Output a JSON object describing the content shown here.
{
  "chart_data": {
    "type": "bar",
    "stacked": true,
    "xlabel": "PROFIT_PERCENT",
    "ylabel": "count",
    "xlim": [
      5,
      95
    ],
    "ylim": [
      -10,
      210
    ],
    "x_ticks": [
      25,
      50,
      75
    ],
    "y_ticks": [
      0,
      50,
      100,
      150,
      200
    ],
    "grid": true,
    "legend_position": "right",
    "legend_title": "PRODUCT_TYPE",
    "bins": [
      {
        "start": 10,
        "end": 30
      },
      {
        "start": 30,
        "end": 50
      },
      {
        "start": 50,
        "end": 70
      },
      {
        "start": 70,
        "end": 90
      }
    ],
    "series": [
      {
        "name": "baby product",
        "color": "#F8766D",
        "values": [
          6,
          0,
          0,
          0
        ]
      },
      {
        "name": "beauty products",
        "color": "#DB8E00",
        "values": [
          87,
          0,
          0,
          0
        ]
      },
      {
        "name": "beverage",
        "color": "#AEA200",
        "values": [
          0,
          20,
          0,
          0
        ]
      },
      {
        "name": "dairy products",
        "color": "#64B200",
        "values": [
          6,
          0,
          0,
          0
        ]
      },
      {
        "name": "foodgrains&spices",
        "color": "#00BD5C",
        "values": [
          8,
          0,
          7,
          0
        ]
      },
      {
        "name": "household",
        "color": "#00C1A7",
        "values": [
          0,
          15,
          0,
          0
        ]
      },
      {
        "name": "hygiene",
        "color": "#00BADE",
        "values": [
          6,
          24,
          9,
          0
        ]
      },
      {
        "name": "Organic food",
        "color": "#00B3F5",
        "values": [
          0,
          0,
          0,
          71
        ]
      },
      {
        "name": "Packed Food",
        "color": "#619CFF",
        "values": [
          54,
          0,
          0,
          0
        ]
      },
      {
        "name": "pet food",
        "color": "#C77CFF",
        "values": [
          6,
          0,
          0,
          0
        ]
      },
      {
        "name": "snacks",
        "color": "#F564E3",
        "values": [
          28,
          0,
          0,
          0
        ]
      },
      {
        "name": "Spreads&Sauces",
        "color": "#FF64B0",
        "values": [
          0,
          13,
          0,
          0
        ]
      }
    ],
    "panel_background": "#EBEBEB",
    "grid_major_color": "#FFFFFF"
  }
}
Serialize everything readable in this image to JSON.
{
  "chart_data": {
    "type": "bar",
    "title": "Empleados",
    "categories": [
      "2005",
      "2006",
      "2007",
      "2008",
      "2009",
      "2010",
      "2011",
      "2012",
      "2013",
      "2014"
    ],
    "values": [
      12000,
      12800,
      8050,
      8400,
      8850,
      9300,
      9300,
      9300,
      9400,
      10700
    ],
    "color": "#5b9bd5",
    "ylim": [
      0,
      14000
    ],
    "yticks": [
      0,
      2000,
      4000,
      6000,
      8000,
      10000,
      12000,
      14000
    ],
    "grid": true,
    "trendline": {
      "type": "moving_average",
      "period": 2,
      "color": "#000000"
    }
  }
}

:::::

§ **Do this**:
Extract every line from the one containing "Serialize everything readable" to the end of the entries, including both of those lines, exactly as given and with nothing added.

§ **Answer**:
Serialize everything readable in this image to JSON.
{
  "chart_data": {
    "type": "bar",
    "title": "Empleados",
    "categories": [
      "2005",
      "2006",
      "2007",
      "2008",
      "2009",
      "2010",
      "2011",
      "2012",
      "2013",
      "2014"
    ],
    "values": [
      12000,
      12800,
      8050,
      8400,
      8850,
      9300,
      9300,
      9300,
      9400,
      10700
    ],
    "color": "#5b9bd5",
    "ylim": [
      0,
      14000
    ],
    "yticks": [
      0,
      2000,
      4000,
      6000,
      8000,
      10000,
      12000,
      14000
    ],
    "grid": true,
    "trendline": {
      "type": "moving_average",
      "period": 2,
      "color": "#000000"
    }
  }
}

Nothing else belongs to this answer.